▸ **WHAT YOU NEED TO DO**
Gather each line of the entries below that includes "Tevens".

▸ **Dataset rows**
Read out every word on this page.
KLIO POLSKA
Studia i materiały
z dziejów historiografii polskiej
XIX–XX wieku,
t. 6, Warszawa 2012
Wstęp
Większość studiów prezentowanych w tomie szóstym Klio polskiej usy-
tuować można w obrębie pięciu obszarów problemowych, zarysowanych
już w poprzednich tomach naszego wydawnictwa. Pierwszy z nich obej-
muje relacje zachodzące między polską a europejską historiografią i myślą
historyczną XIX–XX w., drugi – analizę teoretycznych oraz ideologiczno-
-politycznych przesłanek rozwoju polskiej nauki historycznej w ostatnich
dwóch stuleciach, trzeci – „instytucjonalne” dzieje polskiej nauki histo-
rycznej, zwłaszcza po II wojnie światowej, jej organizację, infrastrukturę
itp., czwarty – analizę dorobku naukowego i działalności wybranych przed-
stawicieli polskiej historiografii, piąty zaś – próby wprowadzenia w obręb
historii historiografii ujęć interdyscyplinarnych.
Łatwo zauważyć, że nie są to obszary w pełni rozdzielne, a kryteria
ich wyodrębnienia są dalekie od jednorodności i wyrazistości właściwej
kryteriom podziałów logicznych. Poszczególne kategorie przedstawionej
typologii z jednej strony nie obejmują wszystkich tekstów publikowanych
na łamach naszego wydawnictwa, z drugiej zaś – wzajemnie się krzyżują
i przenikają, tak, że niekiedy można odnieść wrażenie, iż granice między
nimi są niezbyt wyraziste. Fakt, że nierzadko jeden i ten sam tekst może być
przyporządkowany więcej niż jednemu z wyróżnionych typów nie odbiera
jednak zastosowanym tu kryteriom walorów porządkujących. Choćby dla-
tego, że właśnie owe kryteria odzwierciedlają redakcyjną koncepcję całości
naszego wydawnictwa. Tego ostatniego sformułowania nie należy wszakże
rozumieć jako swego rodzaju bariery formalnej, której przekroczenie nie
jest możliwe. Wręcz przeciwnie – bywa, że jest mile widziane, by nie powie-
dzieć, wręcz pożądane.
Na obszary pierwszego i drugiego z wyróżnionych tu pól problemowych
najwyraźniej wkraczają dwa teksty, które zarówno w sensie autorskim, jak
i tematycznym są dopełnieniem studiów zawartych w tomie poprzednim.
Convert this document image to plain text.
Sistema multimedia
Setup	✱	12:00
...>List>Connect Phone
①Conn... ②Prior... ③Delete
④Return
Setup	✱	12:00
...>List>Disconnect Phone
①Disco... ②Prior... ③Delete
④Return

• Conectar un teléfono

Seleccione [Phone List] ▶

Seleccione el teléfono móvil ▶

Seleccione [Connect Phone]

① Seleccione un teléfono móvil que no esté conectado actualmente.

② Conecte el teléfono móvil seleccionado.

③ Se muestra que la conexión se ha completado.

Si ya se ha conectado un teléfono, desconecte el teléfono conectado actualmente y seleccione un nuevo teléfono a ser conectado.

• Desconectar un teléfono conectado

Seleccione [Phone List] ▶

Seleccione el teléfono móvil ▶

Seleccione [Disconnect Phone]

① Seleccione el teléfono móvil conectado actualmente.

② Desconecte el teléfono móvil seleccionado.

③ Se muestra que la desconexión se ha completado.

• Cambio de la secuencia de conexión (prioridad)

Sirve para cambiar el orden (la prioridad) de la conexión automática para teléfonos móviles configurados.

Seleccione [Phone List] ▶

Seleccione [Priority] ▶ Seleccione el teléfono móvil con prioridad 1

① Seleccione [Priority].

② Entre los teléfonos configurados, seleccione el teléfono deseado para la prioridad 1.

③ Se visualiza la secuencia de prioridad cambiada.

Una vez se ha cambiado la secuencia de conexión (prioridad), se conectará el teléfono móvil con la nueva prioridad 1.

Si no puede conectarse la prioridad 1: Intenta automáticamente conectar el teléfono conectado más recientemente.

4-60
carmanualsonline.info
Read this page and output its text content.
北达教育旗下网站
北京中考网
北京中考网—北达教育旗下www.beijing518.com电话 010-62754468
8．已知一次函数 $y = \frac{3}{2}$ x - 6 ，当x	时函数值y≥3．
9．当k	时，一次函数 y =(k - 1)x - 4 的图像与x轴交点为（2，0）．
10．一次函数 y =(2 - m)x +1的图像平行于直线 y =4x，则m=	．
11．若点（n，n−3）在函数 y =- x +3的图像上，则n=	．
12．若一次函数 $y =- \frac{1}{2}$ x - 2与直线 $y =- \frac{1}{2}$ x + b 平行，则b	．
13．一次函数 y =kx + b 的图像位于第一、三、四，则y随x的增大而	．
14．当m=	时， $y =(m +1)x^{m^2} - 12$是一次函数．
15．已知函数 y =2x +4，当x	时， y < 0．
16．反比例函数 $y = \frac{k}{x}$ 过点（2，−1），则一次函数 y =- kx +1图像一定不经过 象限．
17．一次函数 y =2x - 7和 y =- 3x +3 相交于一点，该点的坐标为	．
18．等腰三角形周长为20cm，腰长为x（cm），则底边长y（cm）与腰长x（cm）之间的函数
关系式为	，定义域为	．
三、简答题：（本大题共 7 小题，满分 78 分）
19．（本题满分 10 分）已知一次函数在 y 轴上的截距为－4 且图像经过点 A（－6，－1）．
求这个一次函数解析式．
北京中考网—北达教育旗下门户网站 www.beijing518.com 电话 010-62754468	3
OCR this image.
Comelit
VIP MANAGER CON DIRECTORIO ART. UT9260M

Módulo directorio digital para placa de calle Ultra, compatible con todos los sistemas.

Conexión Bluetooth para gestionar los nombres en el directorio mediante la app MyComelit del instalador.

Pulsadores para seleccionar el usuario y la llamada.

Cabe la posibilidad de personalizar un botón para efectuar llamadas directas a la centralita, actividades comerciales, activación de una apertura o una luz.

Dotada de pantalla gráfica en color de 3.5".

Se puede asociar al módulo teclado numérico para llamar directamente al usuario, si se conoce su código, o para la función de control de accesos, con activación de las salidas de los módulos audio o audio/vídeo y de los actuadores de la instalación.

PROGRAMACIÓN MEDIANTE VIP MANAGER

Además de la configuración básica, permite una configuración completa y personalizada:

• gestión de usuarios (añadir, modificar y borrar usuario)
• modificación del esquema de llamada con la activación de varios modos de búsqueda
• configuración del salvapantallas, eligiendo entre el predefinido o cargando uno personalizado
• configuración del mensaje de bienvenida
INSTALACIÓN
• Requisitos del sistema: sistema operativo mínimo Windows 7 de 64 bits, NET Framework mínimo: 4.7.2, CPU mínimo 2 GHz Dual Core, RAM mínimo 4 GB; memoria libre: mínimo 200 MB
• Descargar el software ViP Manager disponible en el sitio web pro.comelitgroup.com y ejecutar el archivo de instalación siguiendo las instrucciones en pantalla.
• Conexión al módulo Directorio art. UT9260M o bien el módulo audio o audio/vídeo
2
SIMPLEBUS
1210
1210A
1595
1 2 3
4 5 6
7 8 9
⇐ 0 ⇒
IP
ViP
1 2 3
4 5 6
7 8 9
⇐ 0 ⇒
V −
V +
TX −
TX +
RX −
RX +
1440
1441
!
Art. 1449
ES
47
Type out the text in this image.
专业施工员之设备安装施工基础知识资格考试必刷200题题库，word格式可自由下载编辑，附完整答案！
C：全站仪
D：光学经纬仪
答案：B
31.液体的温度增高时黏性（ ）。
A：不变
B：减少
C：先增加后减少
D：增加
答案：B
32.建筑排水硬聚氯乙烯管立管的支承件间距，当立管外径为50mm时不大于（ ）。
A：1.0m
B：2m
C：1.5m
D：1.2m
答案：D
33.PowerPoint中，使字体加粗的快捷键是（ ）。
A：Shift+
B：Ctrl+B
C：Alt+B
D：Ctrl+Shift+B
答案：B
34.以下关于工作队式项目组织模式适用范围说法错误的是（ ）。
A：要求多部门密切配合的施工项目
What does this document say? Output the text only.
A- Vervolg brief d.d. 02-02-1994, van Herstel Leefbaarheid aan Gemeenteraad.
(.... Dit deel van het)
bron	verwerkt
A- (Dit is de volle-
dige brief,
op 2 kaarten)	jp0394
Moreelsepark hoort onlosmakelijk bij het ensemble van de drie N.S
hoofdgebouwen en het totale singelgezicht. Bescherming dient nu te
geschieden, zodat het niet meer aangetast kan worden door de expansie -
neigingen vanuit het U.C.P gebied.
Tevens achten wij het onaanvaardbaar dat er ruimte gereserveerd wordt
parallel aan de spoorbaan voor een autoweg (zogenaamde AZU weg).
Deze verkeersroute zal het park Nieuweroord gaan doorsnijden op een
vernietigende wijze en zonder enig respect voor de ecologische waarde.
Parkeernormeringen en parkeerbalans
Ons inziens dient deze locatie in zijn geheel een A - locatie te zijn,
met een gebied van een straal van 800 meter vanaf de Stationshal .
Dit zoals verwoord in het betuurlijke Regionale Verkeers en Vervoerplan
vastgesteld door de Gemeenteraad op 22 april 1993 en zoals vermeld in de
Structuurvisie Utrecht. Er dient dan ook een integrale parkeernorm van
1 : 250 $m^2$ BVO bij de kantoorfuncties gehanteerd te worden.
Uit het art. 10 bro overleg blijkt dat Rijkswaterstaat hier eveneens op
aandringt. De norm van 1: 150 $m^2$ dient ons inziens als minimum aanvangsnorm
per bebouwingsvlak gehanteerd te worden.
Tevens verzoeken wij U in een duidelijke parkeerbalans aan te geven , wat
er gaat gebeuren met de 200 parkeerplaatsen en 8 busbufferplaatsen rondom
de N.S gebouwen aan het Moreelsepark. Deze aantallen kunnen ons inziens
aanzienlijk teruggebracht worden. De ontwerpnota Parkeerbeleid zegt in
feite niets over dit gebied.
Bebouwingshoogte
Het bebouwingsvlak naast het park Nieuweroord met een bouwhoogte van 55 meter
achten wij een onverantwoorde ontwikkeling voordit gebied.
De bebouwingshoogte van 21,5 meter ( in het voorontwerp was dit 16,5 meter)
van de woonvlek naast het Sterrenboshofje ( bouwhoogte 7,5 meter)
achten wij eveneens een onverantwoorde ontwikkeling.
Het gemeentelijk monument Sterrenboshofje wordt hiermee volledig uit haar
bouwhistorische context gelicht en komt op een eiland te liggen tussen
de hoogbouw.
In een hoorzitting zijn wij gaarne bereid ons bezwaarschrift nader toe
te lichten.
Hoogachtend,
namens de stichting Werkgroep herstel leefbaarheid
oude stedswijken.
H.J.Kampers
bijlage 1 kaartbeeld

▸ **EXERCISE ANSWER**
Tevens achten wij het onaanvaardbaar dat er ruimte gereserveerd wordt
Tevens verzoeken wij U in een duidelijke parkeerbalans aan te geven , wat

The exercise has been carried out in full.